◆ **Exercise aim**
Count every line that holds the string "country", then give that number alone.

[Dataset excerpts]
···

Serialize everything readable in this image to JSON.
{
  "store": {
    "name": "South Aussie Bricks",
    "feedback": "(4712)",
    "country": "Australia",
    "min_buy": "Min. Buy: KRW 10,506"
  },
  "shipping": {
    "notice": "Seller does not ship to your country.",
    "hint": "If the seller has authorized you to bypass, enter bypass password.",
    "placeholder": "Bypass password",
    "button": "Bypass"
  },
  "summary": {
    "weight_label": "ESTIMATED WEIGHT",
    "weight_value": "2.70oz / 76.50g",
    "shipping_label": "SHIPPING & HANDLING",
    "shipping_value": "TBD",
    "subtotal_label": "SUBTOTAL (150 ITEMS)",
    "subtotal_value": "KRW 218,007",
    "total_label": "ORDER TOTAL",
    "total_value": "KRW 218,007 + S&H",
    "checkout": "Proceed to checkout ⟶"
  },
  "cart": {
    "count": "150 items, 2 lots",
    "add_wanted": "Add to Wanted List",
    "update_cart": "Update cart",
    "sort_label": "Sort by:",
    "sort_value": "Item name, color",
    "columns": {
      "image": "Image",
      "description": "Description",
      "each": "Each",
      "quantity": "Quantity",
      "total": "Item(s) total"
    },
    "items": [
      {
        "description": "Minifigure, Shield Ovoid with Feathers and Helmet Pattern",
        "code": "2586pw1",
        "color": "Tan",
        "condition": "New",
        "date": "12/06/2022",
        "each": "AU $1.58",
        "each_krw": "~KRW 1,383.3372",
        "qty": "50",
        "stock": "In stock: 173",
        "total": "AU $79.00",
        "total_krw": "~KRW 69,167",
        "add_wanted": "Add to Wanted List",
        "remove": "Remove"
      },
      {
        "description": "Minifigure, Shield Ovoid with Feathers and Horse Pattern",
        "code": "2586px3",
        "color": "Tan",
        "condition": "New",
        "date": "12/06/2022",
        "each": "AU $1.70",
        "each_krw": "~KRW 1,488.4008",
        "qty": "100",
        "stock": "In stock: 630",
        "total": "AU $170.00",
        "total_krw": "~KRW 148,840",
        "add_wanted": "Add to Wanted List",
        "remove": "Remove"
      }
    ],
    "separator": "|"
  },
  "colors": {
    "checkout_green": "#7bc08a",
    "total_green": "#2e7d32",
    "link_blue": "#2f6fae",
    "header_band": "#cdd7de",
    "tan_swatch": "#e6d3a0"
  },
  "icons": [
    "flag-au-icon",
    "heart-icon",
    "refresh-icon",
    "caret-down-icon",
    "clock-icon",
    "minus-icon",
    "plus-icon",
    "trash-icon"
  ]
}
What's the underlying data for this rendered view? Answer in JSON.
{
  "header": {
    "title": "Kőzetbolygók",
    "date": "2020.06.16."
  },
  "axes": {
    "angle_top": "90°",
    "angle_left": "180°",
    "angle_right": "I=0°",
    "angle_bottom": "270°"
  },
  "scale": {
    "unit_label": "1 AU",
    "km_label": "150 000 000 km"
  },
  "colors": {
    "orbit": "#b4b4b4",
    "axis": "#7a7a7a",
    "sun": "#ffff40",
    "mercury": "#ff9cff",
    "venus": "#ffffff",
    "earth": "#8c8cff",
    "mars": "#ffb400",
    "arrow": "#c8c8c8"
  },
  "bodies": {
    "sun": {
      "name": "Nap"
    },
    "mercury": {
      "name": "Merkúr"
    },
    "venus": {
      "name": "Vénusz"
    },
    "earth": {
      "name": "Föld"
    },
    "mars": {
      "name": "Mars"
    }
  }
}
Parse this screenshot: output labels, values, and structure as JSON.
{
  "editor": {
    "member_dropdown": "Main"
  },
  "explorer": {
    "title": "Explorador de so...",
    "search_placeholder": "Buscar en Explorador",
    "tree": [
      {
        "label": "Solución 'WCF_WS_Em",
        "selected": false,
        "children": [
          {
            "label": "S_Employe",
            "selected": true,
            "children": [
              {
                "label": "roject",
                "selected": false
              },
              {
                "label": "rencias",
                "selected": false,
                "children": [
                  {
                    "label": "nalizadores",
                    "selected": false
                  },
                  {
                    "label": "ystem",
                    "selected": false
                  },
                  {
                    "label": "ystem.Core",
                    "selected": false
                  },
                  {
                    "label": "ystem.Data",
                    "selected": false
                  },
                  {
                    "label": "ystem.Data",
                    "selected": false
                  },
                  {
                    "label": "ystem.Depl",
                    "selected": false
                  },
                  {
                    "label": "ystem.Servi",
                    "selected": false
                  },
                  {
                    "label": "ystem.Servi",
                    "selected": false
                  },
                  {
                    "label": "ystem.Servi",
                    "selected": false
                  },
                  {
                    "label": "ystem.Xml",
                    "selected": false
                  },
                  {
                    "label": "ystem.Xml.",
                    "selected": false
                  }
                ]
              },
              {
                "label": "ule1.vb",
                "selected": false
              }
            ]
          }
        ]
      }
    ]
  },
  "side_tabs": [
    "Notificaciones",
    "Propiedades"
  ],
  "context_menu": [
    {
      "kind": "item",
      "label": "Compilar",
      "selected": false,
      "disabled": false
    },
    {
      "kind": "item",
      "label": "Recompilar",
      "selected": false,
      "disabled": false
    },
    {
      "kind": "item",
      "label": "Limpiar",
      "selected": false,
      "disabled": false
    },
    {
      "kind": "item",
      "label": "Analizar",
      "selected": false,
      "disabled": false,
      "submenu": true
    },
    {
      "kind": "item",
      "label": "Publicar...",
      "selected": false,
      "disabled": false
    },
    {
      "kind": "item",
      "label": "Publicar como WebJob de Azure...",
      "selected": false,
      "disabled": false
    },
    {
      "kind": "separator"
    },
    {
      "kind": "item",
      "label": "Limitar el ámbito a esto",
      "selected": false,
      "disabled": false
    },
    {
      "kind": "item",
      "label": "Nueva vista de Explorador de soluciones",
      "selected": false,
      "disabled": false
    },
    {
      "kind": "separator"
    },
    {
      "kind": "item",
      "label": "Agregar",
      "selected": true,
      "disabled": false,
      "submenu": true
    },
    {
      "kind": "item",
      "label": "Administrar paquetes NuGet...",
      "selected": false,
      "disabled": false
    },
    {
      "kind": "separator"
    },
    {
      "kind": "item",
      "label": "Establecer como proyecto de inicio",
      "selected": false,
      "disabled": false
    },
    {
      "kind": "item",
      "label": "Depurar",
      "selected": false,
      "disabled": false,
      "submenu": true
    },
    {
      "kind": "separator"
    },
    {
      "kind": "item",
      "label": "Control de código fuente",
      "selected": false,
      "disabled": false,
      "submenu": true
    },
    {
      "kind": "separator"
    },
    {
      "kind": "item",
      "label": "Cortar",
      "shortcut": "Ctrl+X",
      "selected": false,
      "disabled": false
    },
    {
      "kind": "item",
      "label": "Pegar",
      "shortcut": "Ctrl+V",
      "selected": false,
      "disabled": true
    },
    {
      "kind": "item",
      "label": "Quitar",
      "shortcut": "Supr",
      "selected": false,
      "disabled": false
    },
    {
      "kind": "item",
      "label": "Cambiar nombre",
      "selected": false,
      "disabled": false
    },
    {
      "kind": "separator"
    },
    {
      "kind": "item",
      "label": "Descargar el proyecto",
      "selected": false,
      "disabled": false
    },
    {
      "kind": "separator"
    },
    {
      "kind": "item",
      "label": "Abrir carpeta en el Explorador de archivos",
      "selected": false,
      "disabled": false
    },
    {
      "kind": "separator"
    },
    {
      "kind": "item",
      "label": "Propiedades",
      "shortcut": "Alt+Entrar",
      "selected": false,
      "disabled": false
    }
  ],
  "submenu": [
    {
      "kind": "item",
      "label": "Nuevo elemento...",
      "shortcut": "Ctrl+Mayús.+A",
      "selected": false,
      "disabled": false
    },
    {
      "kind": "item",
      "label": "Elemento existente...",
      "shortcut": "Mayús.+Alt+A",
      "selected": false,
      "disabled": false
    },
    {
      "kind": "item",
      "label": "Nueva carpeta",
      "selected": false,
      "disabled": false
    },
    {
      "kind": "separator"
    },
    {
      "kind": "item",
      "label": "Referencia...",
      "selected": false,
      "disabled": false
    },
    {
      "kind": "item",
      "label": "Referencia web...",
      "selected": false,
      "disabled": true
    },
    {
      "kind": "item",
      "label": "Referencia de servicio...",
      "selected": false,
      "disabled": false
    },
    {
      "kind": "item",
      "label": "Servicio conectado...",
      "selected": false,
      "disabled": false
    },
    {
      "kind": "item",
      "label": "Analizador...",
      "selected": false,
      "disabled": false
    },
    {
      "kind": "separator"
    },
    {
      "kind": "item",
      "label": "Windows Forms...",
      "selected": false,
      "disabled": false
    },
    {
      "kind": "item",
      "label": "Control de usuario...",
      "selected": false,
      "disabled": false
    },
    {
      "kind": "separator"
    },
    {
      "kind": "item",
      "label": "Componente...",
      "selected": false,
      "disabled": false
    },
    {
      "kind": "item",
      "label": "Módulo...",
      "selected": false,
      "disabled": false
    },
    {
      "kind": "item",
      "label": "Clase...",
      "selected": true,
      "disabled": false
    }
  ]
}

···

◆ **Solution**
2